* WHAT TO WORK ON: Reproduce the following material exactly, including every line.

* SUPPLIED MATERIAL:

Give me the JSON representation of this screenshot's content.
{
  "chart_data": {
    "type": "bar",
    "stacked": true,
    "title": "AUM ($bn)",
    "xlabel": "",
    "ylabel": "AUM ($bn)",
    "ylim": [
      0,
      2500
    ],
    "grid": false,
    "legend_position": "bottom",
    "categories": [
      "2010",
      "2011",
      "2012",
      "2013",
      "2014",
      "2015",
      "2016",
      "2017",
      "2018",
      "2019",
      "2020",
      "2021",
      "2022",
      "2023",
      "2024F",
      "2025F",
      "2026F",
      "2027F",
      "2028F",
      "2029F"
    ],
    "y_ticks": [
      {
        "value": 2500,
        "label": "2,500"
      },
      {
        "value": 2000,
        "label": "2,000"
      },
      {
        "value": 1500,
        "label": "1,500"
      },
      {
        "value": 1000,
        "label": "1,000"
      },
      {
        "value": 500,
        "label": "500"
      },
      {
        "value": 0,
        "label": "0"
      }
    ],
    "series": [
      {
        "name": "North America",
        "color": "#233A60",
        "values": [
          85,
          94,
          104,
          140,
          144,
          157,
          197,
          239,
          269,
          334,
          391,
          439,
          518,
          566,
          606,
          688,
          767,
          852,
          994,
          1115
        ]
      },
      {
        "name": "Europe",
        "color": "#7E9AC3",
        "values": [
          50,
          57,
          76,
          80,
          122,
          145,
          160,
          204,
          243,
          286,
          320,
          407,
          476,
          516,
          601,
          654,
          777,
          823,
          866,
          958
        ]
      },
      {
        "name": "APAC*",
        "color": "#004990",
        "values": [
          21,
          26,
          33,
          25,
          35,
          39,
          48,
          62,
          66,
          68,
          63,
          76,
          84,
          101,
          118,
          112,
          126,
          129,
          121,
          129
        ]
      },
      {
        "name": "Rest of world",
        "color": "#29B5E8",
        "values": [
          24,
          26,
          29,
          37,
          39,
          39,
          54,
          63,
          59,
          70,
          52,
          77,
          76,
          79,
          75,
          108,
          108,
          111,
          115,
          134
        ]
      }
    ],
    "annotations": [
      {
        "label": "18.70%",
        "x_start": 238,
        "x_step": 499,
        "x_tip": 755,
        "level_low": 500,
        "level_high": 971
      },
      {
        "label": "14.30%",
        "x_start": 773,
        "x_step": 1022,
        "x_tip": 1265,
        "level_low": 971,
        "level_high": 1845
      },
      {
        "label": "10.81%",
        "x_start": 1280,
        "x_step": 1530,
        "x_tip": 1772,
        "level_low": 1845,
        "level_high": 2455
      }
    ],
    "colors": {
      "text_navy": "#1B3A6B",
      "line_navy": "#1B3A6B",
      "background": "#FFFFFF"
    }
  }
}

* TASK OUTPUT:
Give me the JSON representation of this screenshot's content.
{
  "chart_data": {
    "type": "bar",
    "stacked": true,
    "title": "AUM ($bn)",
    "xlabel": "",
    "ylabel": "AUM ($bn)",
    "ylim": [
      0,
      2500
    ],
    "grid": false,
    "legend_position": "bottom",
    "categories": [
      "2010",
      "2011",
      "2012",
      "2013",
      "2014",
      "2015",
      "2016",
      "2017",
      "2018",
      "2019",
      "2020",
      "2021",
      "2022",
      "2023",
      "2024F",
      "2025F",
      "2026F",
      "2027F",
      "2028F",
      "2029F"
    ],
    "y_ticks": [
      {
        "value": 2500,
        "label": "2,500"
      },
      {
        "value": 2000,
        "label": "2,000"
      },
      {
        "value": 1500,
        "label": "1,500"
      },
      {
        "value": 1000,
        "label": "1,000"
      },
      {
        "value": 500,
        "label": "500"
      },
      {
        "value": 0,
        "label": "0"
      }
    ],
    "series": [
      {
        "name": "North America",
        "color": "#233A60",
        "values": [
          85,
          94,
          104,
          140,
          144,
          157,
          197,
          239,
          269,
          334,
          391,
          439,
          518,
          566,
          606,
          688,
          767,
          852,
          994,
          1115
        ]
      },
      {
        "name": "Europe",
        "color": "#7E9AC3",
        "values": [
          50,
          57,
          76,
          80,
          122,
          145,
          160,
          204,
          243,
          286,
          320,
          407,
          476,
          516,
          601,
          654,
          777,
          823,
          866,
          958
        ]
      },
      {
        "name": "APAC*",
        "color": "#004990",
        "values": [
          21,
          26,
          33,
          25,
          35,
          39,
          48,
          62,
          66,
          68,
          63,
          76,
          84,
          101,
          118,
          112,
          126,
          129,
          121,
          129
        ]
      },
      {
        "name": "Rest of world",
        "color": "#29B5E8",
        "values": [
          24,
          26,
          29,
          37,
          39,
          39,
          54,
          63,
          59,
          70,
          52,
          77,
          76,
          79,
          75,
          108,
          108,
          111,
          115,
          134
        ]
      }
    ],
    "annotations": [
      {
        "label": "18.70%",
        "x_start": 238,
        "x_step": 499,
        "x_tip": 755,
        "level_low": 500,
        "level_high": 971
      },
      {
        "label": "14.30%",
        "x_start": 773,
        "x_step": 1022,
        "x_tip": 1265,
        "level_low": 971,
        "level_high": 1845
      },
      {
        "label": "10.81%",
        "x_start": 1280,
        "x_step": 1530,
        "x_tip": 1772,
        "level_low": 1845,
        "level_high": 2455
      }
    ],
    "colors": {
      "text_navy": "#1B3A6B",
      "line_navy": "#1B3A6B",
      "background": "#FFFFFF"
    }
  }
}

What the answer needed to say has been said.